[Records contained in a dataset]
++++++++++++++++++++

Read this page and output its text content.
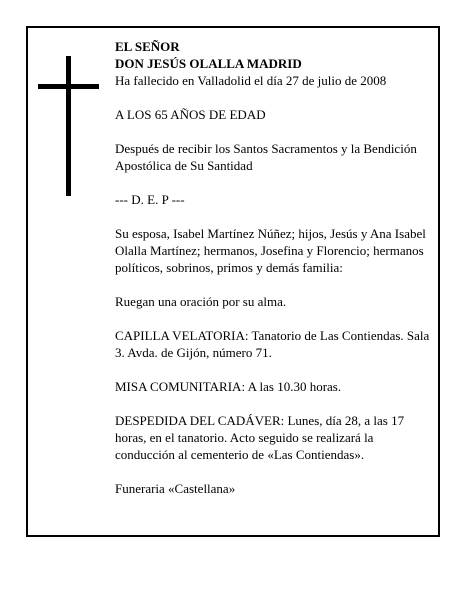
EL SEÑOR

DON JESÚS OLALLA MADRID

Ha fallecido en Valladolid el día 27 de julio de 2008

A LOS 65 AÑOS DE EDAD

Después de recibir los Santos Sacramentos y la Bendición Apostólica de Su Santidad

--- D. E. P ---

Su esposa, Isabel Martínez Núñez; hijos, Jesús y Ana Isabel Olalla Martínez; hermanos, Josefina y Florencio; hermanos políticos, sobrinos, primos y demás familia:

Ruegan una oración por su alma.

CAPILLA VELATORIA: Tanatorio de Las Contiendas. Sala 3. Avda. de Gijón, número 71.

MISA COMUNITARIA: A las 10.30 horas.

DESPEDIDA DEL CADÁVER: Lunes, día 28, a las 17 horas, en el tanatorio. Acto seguido se realizará la conducción al cementerio de «Las Contiendas».

Funeraria «Castellana»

++++++++++++++++++++

Exercise details:
Where a line contains the string "Contiendas", extract that line.

Response:
CAPILLA VELATORIA: Tanatorio de Las Contiendas. Sala 3. Avda. de Gijón, número 71.
DESPEDIDA DEL CADÁVER: Lunes, día 28, a las 17 horas, en el tanatorio. Acto seguido se realizará la conducción al cementerio de «Las Contiendas».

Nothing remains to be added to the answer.